--- EXERCISE DATA ---
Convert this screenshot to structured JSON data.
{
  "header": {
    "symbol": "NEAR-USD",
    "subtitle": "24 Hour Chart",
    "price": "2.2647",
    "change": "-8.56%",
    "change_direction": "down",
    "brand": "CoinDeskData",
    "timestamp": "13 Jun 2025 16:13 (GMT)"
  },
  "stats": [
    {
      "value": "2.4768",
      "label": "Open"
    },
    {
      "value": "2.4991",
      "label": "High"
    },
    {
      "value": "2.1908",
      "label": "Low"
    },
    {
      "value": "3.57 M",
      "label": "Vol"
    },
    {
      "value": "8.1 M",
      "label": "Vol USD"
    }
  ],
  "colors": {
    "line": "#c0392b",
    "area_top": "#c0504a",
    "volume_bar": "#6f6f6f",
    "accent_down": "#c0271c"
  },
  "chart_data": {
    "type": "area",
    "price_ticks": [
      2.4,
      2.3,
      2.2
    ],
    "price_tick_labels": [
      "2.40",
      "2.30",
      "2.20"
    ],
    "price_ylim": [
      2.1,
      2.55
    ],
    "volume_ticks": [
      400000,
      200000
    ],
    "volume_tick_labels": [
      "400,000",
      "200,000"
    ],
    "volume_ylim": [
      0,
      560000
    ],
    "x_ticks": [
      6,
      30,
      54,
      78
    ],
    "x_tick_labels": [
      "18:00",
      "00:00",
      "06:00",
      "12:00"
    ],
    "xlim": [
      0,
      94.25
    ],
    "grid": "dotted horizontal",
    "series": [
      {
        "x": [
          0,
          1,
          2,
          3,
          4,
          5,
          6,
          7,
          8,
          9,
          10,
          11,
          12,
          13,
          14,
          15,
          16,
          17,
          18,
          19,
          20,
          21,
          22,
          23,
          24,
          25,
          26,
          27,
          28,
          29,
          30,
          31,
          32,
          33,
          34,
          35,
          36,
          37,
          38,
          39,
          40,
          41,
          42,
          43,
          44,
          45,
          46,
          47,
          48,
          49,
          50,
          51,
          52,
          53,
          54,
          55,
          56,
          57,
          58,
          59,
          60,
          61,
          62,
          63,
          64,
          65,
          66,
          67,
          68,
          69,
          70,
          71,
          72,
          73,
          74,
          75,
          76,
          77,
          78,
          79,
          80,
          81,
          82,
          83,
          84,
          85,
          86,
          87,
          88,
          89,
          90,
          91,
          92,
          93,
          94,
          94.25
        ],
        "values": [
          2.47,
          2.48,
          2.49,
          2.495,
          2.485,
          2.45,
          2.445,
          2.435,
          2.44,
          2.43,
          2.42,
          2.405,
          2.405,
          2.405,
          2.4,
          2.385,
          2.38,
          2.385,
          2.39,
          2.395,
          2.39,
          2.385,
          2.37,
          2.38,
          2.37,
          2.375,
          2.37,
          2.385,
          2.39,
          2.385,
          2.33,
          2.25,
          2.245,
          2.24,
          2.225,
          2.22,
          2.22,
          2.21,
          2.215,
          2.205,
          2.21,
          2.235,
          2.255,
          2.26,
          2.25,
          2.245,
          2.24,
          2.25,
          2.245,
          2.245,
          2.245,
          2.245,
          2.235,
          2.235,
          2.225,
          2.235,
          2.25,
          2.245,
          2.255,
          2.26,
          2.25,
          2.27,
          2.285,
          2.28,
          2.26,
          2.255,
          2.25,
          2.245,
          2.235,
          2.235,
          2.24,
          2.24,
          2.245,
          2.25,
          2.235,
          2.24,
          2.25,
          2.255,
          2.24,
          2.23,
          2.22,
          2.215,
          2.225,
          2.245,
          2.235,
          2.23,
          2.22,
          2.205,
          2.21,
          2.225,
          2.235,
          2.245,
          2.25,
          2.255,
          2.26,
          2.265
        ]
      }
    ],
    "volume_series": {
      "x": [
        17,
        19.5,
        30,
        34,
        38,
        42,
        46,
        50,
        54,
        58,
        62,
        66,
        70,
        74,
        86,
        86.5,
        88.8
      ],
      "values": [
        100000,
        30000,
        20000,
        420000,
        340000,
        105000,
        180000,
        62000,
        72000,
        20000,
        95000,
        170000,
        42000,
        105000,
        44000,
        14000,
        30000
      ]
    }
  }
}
---
* _PROBLEM TO SOLVE_:
Copy out every line of the data above, exactly as given.

* _ANSWER TO THIS EXERCISE_:
Convert this screenshot to structured JSON data.
{
  "header": {
    "symbol": "NEAR-USD",
    "subtitle": "24 Hour Chart",
    "price": "2.2647",
    "change": "-8.56%",
    "change_direction": "down",
    "brand": "CoinDeskData",
    "timestamp": "13 Jun 2025 16:13 (GMT)"
  },
  "stats": [
    {
      "value": "2.4768",
      "label": "Open"
    },
    {
      "value": "2.4991",
      "label": "High"
    },
    {
      "value": "2.1908",
      "label": "Low"
    },
    {
      "value": "3.57 M",
      "label": "Vol"
    },
    {
      "value": "8.1 M",
      "label": "Vol USD"
    }
  ],
  "colors": {
    "line": "#c0392b",
    "area_top": "#c0504a",
    "volume_bar": "#6f6f6f",
    "accent_down": "#c0271c"
  },
  "chart_data": {
    "type": "area",
    "price_ticks": [
      2.4,
      2.3,
      2.2
    ],
    "price_tick_labels": [
      "2.40",
      "2.30",
      "2.20"
    ],
    "price_ylim": [
      2.1,
      2.55
    ],
    "volume_ticks": [
      400000,
      200000
    ],
    "volume_tick_labels": [
      "400,000",
      "200,000"
    ],
    "volume_ylim": [
      0,
      560000
    ],
    "x_ticks": [
      6,
      30,
      54,
      78
    ],
    "x_tick_labels": [
      "18:00",
      "00:00",
      "06:00",
      "12:00"
    ],
    "xlim": [
      0,
      94.25
    ],
    "grid": "dotted horizontal",
    "series": [
      {
        "x": [
          0,
          1,
          2,
          3,
          4,
          5,
          6,
          7,
          8,
          9,
          10,
          11,
          12,
          13,
          14,
          15,
          16,
          17,
          18,
          19,
          20,
          21,
          22,
          23,
          24,
          25,
          26,
          27,
          28,
          29,
          30,
          31,
          32,
          33,
          34,
          35,
          36,
          37,
          38,
          39,
          40,
          41,
          42,
          43,
          44,
          45,
          46,
          47,
          48,
          49,
          50,
          51,
          52,
          53,
          54,
          55,
          56,
          57,
          58,
          59,
          60,
          61,
          62,
          63,
          64,
          65,
          66,
          67,
          68,
          69,
          70,
          71,
          72,
          73,
          74,
          75,
          76,
          77,
          78,
          79,
          80,
          81,
          82,
          83,
          84,
          85,
          86,
          87,
          88,
          89,
          90,
          91,
          92,
          93,
          94,
          94.25
        ],
        "values": [
          2.47,
          2.48,
          2.49,
          2.495,
          2.485,
          2.45,
          2.445,
          2.435,
          2.44,
          2.43,
          2.42,
          2.405,
          2.405,
          2.405,
          2.4,
          2.385,
          2.38,
          2.385,
          2.39,
          2.395,
          2.39,
          2.385,
          2.37,
          2.38,
          2.37,
          2.375,
          2.37,
          2.385,
          2.39,
          2.385,
          2.33,
          2.25,
          2.245,
          2.24,
          2.225,
          2.22,
          2.22,
          2.21,
          2.215,
          2.205,
          2.21,
          2.235,
          2.255,
          2.26,
          2.25,
          2.245,
          2.24,
          2.25,
          2.245,
          2.245,
          2.245,
          2.245,
          2.235,
          2.235,
          2.225,
          2.235,
          2.25,
          2.245,
          2.255,
          2.26,
          2.25,
          2.27,
          2.285,
          2.28,
          2.26,
          2.255,
          2.25,
          2.245,
          2.235,
          2.235,
          2.24,
          2.24,
          2.245,
          2.25,
          2.235,
          2.24,
          2.25,
          2.255,
          2.24,
          2.23,
          2.22,
          2.215,
          2.225,
          2.245,
          2.235,
          2.23,
          2.22,
          2.205,
          2.21,
          2.225,
          2.235,
          2.245,
          2.25,
          2.255,
          2.26,
          2.265
        ]
      }
    ],
    "volume_series": {
      "x": [
        17,
        19.5,
        30,
        34,
        38,
        42,
        46,
        50,
        54,
        58,
        62,
        66,
        70,
        74,
        86,
        86.5,
        88.8
      ],
      "values": [
        100000,
        30000,
        20000,
        420000,
        340000,
        105000,
        180000,
        62000,
        72000,
        20000,
        95000,
        170000,
        42000,
        105000,
        44000,
        14000,
        30000
      ]
    }
  }
}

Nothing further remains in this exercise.